### REQUEST:
The records below are to be quoted in full; please keep every word exact.

=== PROVIDED INFORMATION ===

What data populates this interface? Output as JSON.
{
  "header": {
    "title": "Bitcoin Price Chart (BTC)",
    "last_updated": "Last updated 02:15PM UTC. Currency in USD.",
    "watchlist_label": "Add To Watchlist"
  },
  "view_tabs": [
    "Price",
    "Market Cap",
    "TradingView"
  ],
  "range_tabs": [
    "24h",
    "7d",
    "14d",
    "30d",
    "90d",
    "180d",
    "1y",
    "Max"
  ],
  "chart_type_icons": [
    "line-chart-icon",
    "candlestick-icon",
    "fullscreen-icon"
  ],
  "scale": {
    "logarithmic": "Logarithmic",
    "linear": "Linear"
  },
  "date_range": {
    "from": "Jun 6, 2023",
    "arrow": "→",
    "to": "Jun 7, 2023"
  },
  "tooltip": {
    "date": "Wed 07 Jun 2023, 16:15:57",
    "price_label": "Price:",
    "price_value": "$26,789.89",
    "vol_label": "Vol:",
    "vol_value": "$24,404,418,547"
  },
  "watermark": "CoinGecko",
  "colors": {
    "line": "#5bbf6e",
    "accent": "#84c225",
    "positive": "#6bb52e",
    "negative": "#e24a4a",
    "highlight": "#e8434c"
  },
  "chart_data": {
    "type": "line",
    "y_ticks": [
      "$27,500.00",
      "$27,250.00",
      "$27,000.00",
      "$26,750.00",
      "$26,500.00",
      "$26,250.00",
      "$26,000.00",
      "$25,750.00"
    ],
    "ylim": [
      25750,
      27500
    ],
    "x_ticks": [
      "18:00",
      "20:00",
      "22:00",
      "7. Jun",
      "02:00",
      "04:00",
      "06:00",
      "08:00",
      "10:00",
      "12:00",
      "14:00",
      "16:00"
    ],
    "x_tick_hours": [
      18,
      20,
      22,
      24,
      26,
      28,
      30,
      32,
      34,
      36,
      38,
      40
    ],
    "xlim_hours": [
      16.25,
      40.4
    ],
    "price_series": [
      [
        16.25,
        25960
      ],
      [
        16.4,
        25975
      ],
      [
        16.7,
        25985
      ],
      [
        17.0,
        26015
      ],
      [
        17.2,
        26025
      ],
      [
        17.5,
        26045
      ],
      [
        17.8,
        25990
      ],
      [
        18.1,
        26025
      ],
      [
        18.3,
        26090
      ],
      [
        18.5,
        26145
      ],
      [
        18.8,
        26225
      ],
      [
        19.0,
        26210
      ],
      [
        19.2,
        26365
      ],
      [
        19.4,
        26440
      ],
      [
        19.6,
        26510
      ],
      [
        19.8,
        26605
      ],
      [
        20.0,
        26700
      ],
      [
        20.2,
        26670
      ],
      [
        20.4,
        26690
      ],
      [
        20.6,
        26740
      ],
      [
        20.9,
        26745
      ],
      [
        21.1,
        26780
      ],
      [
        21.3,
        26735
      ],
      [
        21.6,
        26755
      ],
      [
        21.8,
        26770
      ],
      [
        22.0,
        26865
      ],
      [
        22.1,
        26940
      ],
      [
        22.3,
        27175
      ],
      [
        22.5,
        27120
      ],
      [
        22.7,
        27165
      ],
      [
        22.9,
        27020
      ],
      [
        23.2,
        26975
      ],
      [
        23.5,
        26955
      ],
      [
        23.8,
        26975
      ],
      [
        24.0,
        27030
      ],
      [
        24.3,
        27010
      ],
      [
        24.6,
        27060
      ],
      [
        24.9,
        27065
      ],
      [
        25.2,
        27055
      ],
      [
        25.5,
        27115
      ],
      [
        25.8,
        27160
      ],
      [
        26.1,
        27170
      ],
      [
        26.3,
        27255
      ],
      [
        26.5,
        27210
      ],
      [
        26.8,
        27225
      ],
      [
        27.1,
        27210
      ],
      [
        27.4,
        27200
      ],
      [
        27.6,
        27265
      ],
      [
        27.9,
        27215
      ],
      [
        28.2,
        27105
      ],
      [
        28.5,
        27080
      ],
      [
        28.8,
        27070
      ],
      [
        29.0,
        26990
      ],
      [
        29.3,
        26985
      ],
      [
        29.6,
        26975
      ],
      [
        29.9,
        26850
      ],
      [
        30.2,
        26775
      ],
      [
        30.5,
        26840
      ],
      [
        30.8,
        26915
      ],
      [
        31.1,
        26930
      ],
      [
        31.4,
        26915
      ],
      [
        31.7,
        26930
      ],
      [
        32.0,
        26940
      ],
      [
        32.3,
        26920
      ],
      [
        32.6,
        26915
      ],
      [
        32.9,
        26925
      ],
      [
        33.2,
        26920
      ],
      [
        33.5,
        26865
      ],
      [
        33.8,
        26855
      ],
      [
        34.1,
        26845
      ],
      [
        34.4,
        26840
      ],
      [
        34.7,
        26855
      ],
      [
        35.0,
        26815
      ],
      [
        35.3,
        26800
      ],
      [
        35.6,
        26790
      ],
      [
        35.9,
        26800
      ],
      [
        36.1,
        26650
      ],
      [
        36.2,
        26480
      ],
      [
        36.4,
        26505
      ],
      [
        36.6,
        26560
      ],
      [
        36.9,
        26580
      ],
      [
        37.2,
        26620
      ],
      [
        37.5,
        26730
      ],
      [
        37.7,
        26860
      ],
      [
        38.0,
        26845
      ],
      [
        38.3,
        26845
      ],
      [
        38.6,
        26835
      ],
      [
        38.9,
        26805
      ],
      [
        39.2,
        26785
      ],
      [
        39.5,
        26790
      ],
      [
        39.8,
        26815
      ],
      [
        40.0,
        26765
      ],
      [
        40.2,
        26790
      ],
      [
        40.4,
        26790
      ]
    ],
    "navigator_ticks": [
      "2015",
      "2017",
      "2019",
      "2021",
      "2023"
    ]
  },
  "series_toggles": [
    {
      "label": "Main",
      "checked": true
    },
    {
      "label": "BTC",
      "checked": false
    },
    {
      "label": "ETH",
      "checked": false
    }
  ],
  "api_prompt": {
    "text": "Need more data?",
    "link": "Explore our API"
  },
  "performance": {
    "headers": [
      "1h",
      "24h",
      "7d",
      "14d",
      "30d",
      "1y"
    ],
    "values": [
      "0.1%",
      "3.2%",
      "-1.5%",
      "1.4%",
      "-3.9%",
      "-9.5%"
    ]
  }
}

===

### ANSWER TO THIS TASK:
What data populates this interface? Output as JSON.
{
  "header": {
    "title": "Bitcoin Price Chart (BTC)",
    "last_updated": "Last updated 02:15PM UTC. Currency in USD.",
    "watchlist_label": "Add To Watchlist"
  },
  "view_tabs": [
    "Price",
    "Market Cap",
    "TradingView"
  ],
  "range_tabs": [
    "24h",
    "7d",
    "14d",
    "30d",
    "90d",
    "180d",
    "1y",
    "Max"
  ],
  "chart_type_icons": [
    "line-chart-icon",
    "candlestick-icon",
    "fullscreen-icon"
  ],
  "scale": {
    "logarithmic": "Logarithmic",
    "linear": "Linear"
  },
  "date_range": {
    "from": "Jun 6, 2023",
    "arrow": "→",
    "to": "Jun 7, 2023"
  },
  "tooltip": {
    "date": "Wed 07 Jun 2023, 16:15:57",
    "price_label": "Price:",
    "price_value": "$26,789.89",
    "vol_label": "Vol:",
    "vol_value": "$24,404,418,547"
  },
  "watermark": "CoinGecko",
  "colors": {
    "line": "#5bbf6e",
    "accent": "#84c225",
    "positive": "#6bb52e",
    "negative": "#e24a4a",
    "highlight": "#e8434c"
  },
  "chart_data": {
    "type": "line",
    "y_ticks": [
      "$27,500.00",
      "$27,250.00",
      "$27,000.00",
      "$26,750.00",
      "$26,500.00",
      "$26,250.00",
      "$26,000.00",
      "$25,750.00"
    ],
    "ylim": [
      25750,
      27500
    ],
    "x_ticks": [
      "18:00",
      "20:00",
      "22:00",
      "7. Jun",
      "02:00",
      "04:00",
      "06:00",
      "08:00",
      "10:00",
      "12:00",
      "14:00",
      "16:00"
    ],
    "x_tick_hours": [
      18,
      20,
      22,
      24,
      26,
      28,
      30,
      32,
      34,
      36,
      38,
      40
    ],
    "xlim_hours": [
      16.25,
      40.4
    ],
    "price_series": [
      [
        16.25,
        25960
      ],
      [
        16.4,
        25975
      ],
      [
        16.7,
        25985
      ],
      [
        17.0,
        26015
      ],
      [
        17.2,
        26025
      ],
      [
        17.5,
        26045
      ],
      [
        17.8,
        25990
      ],
      [
        18.1,
        26025
      ],
      [
        18.3,
        26090
      ],
      [
        18.5,
        26145
      ],
      [
        18.8,
        26225
      ],
      [
        19.0,
        26210
      ],
      [
        19.2,
        26365
      ],
      [
        19.4,
        26440
      ],
      [
        19.6,
        26510
      ],
      [
        19.8,
        26605
      ],
      [
        20.0,
        26700
      ],
      [
        20.2,
        26670
      ],
      [
        20.4,
        26690
      ],
      [
        20.6,
        26740
      ],
      [
        20.9,
        26745
      ],
      [
        21.1,
        26780
      ],
      [
        21.3,
        26735
      ],
      [
        21.6,
        26755
      ],
      [
        21.8,
        26770
      ],
      [
        22.0,
        26865
      ],
      [
        22.1,
        26940
      ],
      [
        22.3,
        27175
      ],
      [
        22.5,
        27120
      ],
      [
        22.7,
        27165
      ],
      [
        22.9,
        27020
      ],
      [
        23.2,
        26975
      ],
      [
        23.5,
        26955
      ],
      [
        23.8,
        26975
      ],
      [
        24.0,
        27030
      ],
      [
        24.3,
        27010
      ],
      [
        24.6,
        27060
      ],
      [
        24.9,
        27065
      ],
      [
        25.2,
        27055
      ],
      [
        25.5,
        27115
      ],
      [
        25.8,
        27160
      ],
      [
        26.1,
        27170
      ],
      [
        26.3,
        27255
      ],
      [
        26.5,
        27210
      ],
      [
        26.8,
        27225
      ],
      [
        27.1,
        27210
      ],
      [
        27.4,
        27200
      ],
      [
        27.6,
        27265
      ],
      [
        27.9,
        27215
      ],
      [
        28.2,
        27105
      ],
      [
        28.5,
        27080
      ],
      [
        28.8,
        27070
      ],
      [
        29.0,
        26990
      ],
      [
        29.3,
        26985
      ],
      [
        29.6,
        26975
      ],
      [
        29.9,
        26850
      ],
      [
        30.2,
        26775
      ],
      [
        30.5,
        26840
      ],
      [
        30.8,
        26915
      ],
      [
        31.1,
        26930
      ],
      [
        31.4,
        26915
      ],
      [
        31.7,
        26930
      ],
      [
        32.0,
        26940
      ],
      [
        32.3,
        26920
      ],
      [
        32.6,
        26915
      ],
      [
        32.9,
        26925
      ],
      [
        33.2,
        26920
      ],
      [
        33.5,
        26865
      ],
      [
        33.8,
        26855
      ],
      [
        34.1,
        26845
      ],
      [
        34.4,
        26840
      ],
      [
        34.7,
        26855
      ],
      [
        35.0,
        26815
      ],
      [
        35.3,
        26800
      ],
      [
        35.6,
        26790
      ],
      [
        35.9,
        26800
      ],
      [
        36.1,
        26650
      ],
      [
        36.2,
        26480
      ],
      [
        36.4,
        26505
      ],
      [
        36.6,
        26560
      ],
      [
        36.9,
        26580
      ],
      [
        37.2,
        26620
      ],
      [
        37.5,
        26730
      ],
      [
        37.7,
        26860
      ],
      [
        38.0,
        26845
      ],
      [
        38.3,
        26845
      ],
      [
        38.6,
        26835
      ],
      [
        38.9,
        26805
      ],
      [
        39.2,
        26785
      ],
      [
        39.5,
        26790
      ],
      [
        39.8,
        26815
      ],
      [
        40.0,
        26765
      ],
      [
        40.2,
        26790
      ],
      [
        40.4,
        26790
      ]
    ],
    "navigator_ticks": [
      "2015",
      "2017",
      "2019",
      "2021",
      "2023"
    ]
  },
  "series_toggles": [
    {
      "label": "Main",
      "checked": true
    },
    {
      "label": "BTC",
      "checked": false
    },
    {
      "label": "ETH",
      "checked": false
    }
  ],
  "api_prompt": {
    "text": "Need more data?",
    "link": "Explore our API"
  },
  "performance": {
    "headers": [
      "1h",
      "24h",
      "7d",
      "14d",
      "30d",
      "1y"
    ],
    "values": [
      "0.1%",
      "3.2%",
      "-1.5%",
      "1.4%",
      "-3.9%",
      "-9.5%"
    ]
  }
}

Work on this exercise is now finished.